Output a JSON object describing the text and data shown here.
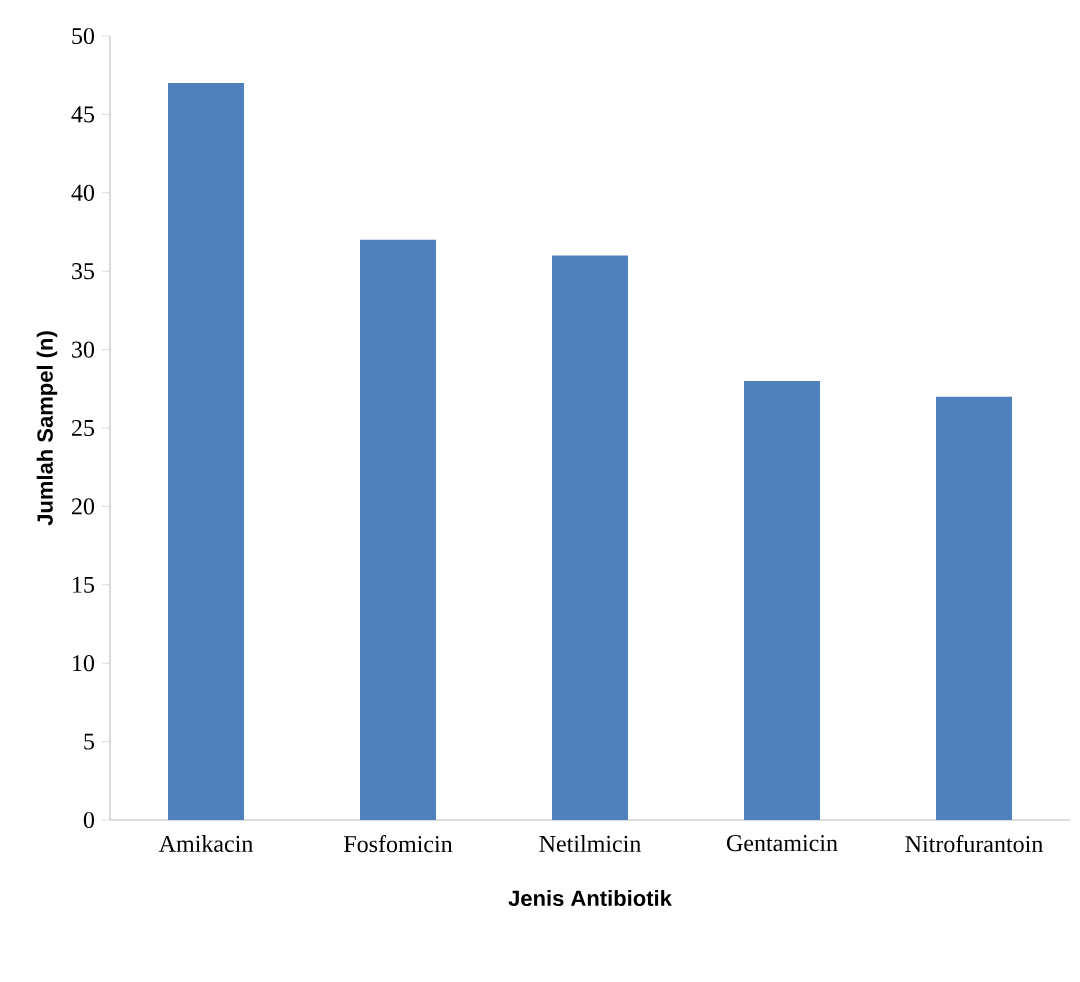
{
  "chart_data": {
    "type": "bar",
    "xlabel": "Jenis Antibiotik",
    "ylabel": "Jumlah Sampel (n)",
    "categories": [
      "Amikacin",
      "Fosfomicin",
      "Netilmicin",
      "Gentamicin",
      "Nitrofurantoin"
    ],
    "values": [
      47,
      37,
      36,
      28,
      27
    ],
    "color": "#4f81bd",
    "ylim": [
      0,
      50
    ],
    "yticks": [
      0,
      5,
      10,
      15,
      20,
      25,
      30,
      35,
      40,
      45,
      50
    ],
    "grid": false
  }
}
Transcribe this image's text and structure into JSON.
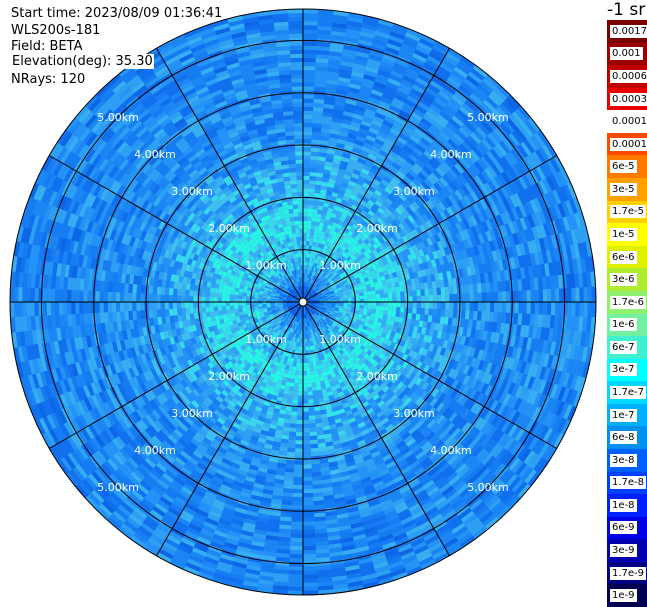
{
  "header": {
    "start_time": "Start time: 2023/08/09 01:36:41",
    "instrument": "WLS200s-181",
    "field": "Field: BETA",
    "elevation": "Elevation(deg): 35.30",
    "nrays": "NRays: 120"
  },
  "colorbar": {
    "title": "-1 sr",
    "labels": [
      "0.0017",
      "0.001",
      "0.0006",
      "0.0003",
      "0.00017",
      "0.0001",
      "6e-5",
      "3e-5",
      "1.7e-5",
      "1e-5",
      "6e-6",
      "3e-6",
      "1.7e-6",
      "1e-6",
      "6e-7",
      "3e-7",
      "1.7e-7",
      "1e-7",
      "6e-8",
      "3e-8",
      "1.7e-8",
      "1e-8",
      "6e-9",
      "3e-9",
      "1.7e-9",
      "1e-9"
    ],
    "colors": [
      "#7a0000",
      "#990000",
      "#bf0000",
      "#e60000",
      "#ffffff",
      "#ff4a00",
      "#ff7a00",
      "#ffa000",
      "#ffd000",
      "#ffff00",
      "#e0f000",
      "#b0ec30",
      "#90f070",
      "#70f0a0",
      "#40f0d0",
      "#00ffff",
      "#00d8ff",
      "#00b0ff",
      "#0090f0",
      "#0060ff",
      "#0040ff",
      "#0020ff",
      "#0000e6",
      "#0000b0",
      "#000080",
      "#000050"
    ]
  },
  "chart_data": {
    "type": "heatmap",
    "title": "",
    "projection": "polar (PPI scan)",
    "range_rings_km": [
      1,
      2,
      3,
      4,
      5
    ],
    "ring_labels": [
      "1.00km",
      "2.00km",
      "3.00km",
      "4.00km",
      "5.00km"
    ],
    "max_range_km": 5.6,
    "azimuth_spokes_deg": [
      0,
      30,
      60,
      90,
      120,
      150,
      180,
      210,
      240,
      270,
      300,
      330
    ],
    "nrays": 120,
    "field": "BETA",
    "units": "sr-1",
    "color_scale": "log",
    "value_range": [
      1e-09,
      0.0017
    ],
    "typical_values_by_range": [
      {
        "range_km": 0.3,
        "beta": 2e-08
      },
      {
        "range_km": 1.5,
        "beta": 3e-07
      },
      {
        "range_km": 3.0,
        "beta": 5e-08
      },
      {
        "range_km": 5.0,
        "beta": 3e-08
      }
    ]
  }
}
= = = =
*Problem to work on*: Each entry above should be reproduced exactly, with the pictures removed.

*Task solution*:
Output a JSON object describing the text and data shown here.
{
  "chart_data": {
    "type": "bar",
    "xlabel": "Jenis Antibiotik",
    "ylabel": "Jumlah Sampel (n)",
    "categories": [
      "Amikacin",
      "Fosfomicin",
      "Netilmicin",
      "Gentamicin",
      "Nitrofurantoin"
    ],
    "values": [
      47,
      37,
      36,
      28,
      27
    ],
    "color": "#4f81bd",
    "ylim": [
      0,
      50
    ],
    "yticks": [
      0,
      5,
      10,
      15,
      20,
      25,
      30,
      35,
      40,
      45,
      50
    ],
    "grid": false
  }
}
Transcribe this image's text and structure into JSON.
{
  "header": {
    "start_time": "Start time: 2023/08/09 01:36:41",
    "instrument": "WLS200s-181",
    "field": "Field: BETA",
    "elevation": "Elevation(deg): 35.30",
    "nrays": "NRays: 120"
  },
  "colorbar": {
    "title": "-1 sr",
    "labels": [
      "0.0017",
      "0.001",
      "0.0006",
      "0.0003",
      "0.00017",
      "0.0001",
      "6e-5",
      "3e-5",
      "1.7e-5",
      "1e-5",
      "6e-6",
      "3e-6",
      "1.7e-6",
      "1e-6",
      "6e-7",
      "3e-7",
      "1.7e-7",
      "1e-7",
      "6e-8",
      "3e-8",
      "1.7e-8",
      "1e-8",
      "6e-9",
      "3e-9",
      "1.7e-9",
      "1e-9"
    ],
    "colors": [
      "#7a0000",
      "#990000",
      "#bf0000",
      "#e60000",
      "#ffffff",
      "#ff4a00",
      "#ff7a00",
      "#ffa000",
      "#ffd000",
      "#ffff00",
      "#e0f000",
      "#b0ec30",
      "#90f070",
      "#70f0a0",
      "#40f0d0",
      "#00ffff",
      "#00d8ff",
      "#00b0ff",
      "#0090f0",
      "#0060ff",
      "#0040ff",
      "#0020ff",
      "#0000e6",
      "#0000b0",
      "#000080",
      "#000050"
    ]
  },
  "chart_data": {
    "type": "heatmap",
    "title": "",
    "projection": "polar (PPI scan)",
    "range_rings_km": [
      1,
      2,
      3,
      4,
      5
    ],
    "ring_labels": [
      "1.00km",
      "2.00km",
      "3.00km",
      "4.00km",
      "5.00km"
    ],
    "max_range_km": 5.6,
    "azimuth_spokes_deg": [
      0,
      30,
      60,
      90,
      120,
      150,
      180,
      210,
      240,
      270,
      300,
      330
    ],
    "nrays": 120,
    "field": "BETA",
    "units": "sr-1",
    "color_scale": "log",
    "value_range": [
      1e-09,
      0.0017
    ],
    "typical_values_by_range": [
      {
        "range_km": 0.3,
        "beta": 2e-08
      },
      {
        "range_km": 1.5,
        "beta": 3e-07
      },
      {
        "range_km": 3.0,
        "beta": 5e-08
      },
      {
        "range_km": 5.0,
        "beta": 3e-08
      }
    ]
  }
}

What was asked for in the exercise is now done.